* **SET TASK**
Copy every line from the data below in which the string "mode" can be found.

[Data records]
══════

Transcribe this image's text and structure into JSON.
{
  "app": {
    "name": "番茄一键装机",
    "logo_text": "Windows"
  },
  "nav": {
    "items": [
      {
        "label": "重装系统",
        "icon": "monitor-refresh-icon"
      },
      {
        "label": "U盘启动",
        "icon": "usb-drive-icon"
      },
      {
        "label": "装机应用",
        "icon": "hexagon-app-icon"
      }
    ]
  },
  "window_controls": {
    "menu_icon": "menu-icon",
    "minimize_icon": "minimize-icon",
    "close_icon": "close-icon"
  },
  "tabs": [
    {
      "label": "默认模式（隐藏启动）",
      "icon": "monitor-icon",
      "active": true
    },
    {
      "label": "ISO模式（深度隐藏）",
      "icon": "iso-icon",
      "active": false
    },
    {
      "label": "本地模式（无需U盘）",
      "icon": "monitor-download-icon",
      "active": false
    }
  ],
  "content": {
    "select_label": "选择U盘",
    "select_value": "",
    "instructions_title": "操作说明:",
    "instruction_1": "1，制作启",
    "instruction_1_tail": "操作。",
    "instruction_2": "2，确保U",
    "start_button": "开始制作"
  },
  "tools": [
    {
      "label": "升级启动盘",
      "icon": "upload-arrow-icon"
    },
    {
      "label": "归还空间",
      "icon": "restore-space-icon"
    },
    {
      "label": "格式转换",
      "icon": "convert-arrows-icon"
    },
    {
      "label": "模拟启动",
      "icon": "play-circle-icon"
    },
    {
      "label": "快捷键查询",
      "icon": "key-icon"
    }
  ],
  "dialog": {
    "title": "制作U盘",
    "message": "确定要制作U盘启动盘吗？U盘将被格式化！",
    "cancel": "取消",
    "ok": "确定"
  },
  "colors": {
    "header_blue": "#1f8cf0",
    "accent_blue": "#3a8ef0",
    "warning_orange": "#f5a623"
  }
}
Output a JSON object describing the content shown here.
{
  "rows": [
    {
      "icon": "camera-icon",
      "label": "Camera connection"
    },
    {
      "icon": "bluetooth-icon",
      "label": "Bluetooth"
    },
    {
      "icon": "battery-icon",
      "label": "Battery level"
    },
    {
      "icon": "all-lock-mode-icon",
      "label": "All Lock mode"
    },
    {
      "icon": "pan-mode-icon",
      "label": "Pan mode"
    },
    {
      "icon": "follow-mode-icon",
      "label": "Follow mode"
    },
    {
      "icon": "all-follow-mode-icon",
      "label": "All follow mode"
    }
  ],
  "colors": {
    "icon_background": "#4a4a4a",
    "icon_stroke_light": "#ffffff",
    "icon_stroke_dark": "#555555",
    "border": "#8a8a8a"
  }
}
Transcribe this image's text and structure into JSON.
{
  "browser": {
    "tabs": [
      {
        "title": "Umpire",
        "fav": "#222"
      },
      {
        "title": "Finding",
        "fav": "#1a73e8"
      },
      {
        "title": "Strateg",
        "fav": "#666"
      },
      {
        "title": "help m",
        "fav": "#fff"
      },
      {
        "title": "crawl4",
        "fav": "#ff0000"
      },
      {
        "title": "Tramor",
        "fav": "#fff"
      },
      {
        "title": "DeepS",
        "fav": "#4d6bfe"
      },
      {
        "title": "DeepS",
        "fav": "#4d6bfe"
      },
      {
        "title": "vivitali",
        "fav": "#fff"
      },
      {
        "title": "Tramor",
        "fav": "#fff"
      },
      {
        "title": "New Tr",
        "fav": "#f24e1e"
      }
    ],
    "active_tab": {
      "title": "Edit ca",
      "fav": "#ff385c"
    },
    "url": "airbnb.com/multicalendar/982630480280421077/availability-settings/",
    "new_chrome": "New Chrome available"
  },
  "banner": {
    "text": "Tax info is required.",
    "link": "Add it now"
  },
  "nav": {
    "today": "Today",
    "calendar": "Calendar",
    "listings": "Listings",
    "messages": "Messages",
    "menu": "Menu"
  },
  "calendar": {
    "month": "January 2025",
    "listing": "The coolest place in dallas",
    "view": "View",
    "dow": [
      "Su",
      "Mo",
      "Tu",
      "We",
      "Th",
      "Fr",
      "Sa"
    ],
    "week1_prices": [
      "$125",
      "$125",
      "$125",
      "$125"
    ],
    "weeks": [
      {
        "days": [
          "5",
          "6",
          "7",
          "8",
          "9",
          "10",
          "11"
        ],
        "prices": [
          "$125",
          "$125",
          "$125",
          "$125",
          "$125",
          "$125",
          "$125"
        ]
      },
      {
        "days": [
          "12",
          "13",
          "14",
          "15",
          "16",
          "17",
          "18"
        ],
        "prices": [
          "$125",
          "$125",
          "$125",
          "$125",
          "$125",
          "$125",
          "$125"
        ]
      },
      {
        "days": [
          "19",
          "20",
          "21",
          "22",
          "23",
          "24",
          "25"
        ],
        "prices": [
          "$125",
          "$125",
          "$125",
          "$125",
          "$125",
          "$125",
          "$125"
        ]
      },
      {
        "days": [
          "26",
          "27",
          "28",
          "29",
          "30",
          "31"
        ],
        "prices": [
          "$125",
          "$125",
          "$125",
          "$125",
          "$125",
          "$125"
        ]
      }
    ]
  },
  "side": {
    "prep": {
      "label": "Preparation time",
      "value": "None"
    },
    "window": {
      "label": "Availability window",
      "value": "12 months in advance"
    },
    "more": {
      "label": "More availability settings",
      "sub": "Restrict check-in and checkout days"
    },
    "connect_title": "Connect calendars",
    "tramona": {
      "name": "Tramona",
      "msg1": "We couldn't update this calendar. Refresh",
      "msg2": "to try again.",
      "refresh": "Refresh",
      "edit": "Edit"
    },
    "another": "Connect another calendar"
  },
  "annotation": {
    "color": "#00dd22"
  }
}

══════

* **THE RESULT**
      "icon": "all-lock-mode-icon",
      "label": "All Lock mode"
      "icon": "pan-mode-icon",
      "label": "Pan mode"
      "icon": "follow-mode-icon",
      "label": "Follow mode"
      "icon": "all-follow-mode-icon",
      "label": "All follow mode"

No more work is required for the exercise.